(Collection entries)
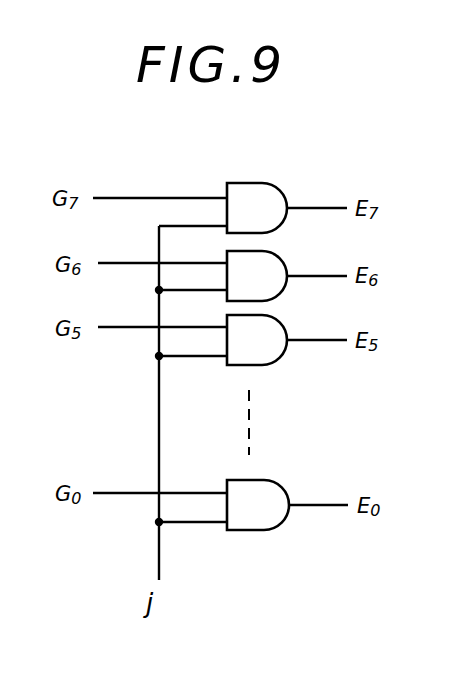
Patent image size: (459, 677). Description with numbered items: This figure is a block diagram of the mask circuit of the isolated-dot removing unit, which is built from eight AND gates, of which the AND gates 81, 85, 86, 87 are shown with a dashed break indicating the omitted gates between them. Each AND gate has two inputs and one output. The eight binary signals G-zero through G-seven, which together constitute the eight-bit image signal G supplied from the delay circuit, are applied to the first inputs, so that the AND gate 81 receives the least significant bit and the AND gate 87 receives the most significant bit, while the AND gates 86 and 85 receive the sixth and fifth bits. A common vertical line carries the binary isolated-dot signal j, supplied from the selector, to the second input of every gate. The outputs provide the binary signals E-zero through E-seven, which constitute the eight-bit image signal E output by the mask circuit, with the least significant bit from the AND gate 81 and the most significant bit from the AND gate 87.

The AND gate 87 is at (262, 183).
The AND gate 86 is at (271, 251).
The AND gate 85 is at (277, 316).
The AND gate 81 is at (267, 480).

---

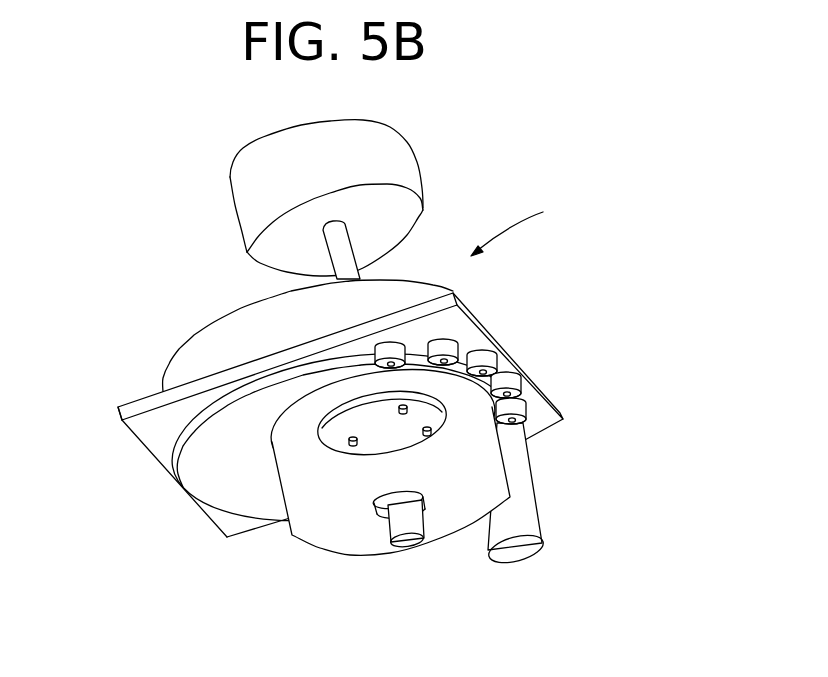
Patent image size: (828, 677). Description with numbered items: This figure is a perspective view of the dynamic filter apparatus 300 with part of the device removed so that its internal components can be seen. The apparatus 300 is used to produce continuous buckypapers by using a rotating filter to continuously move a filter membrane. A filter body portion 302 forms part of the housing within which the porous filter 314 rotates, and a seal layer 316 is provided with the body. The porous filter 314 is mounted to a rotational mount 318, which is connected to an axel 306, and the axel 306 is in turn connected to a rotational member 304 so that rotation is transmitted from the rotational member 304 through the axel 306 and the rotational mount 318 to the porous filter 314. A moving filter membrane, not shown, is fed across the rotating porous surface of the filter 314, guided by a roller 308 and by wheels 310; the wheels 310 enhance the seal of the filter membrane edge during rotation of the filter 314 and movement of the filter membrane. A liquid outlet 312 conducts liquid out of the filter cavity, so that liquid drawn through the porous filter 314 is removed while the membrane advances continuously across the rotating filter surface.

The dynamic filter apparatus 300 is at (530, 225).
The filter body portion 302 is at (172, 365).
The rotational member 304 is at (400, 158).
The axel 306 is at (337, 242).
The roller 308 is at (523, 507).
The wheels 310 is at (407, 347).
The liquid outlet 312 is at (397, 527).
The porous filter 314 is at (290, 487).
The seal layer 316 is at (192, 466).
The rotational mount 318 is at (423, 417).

GOAL: Can you lay out the material above as a Markdown table with the columns Number and Material line, starting at the line that contains "Patent image size: (459, 677)." and ending at the line that contains "The AND gate 81 is at (267, 480).", leaving out any blank lines?

OUTPUT BELOW:
| Number | Material line |
|---|---|
| 1 | Patent image size: (459, 677). Description with numbered items: This figure is a block diagram of the mask circuit of the isolated-dot removing unit, which is built from eight AND gates, of which the AND gates 81, 85, 86, 87 are shown with a dashed break indicating the omitted gates between them. Each AND gate has two inputs and one output. The eight binary signals G-zero through G-seven, which together constitute the eight-bit image signal G supplied from the delay circuit, are applied to the first inputs, so that the AND gate 81 receives the least significant bit and the AND gate 87 receives the most significant bit, while the AND gates 86 and 85 receive the sixth and fifth bits. A common vertical line carries the binary isolated-dot signal j, supplied from the selector, to the second input of every gate. The outputs provide the binary signals E-zero through E-seven, which constitute the eight-bit image signal E output by the mask circuit, with the least significant bit from the AND gate 81 and the most significant bit from the AND gate 87. |
| 2 | The AND gate 87 is at (262, 183). |
| 3 | The AND gate 86 is at (271, 251). |
| 4 | The AND gate 85 is at (277, 316). |
| 5 | The AND gate 81 is at (267, 480). |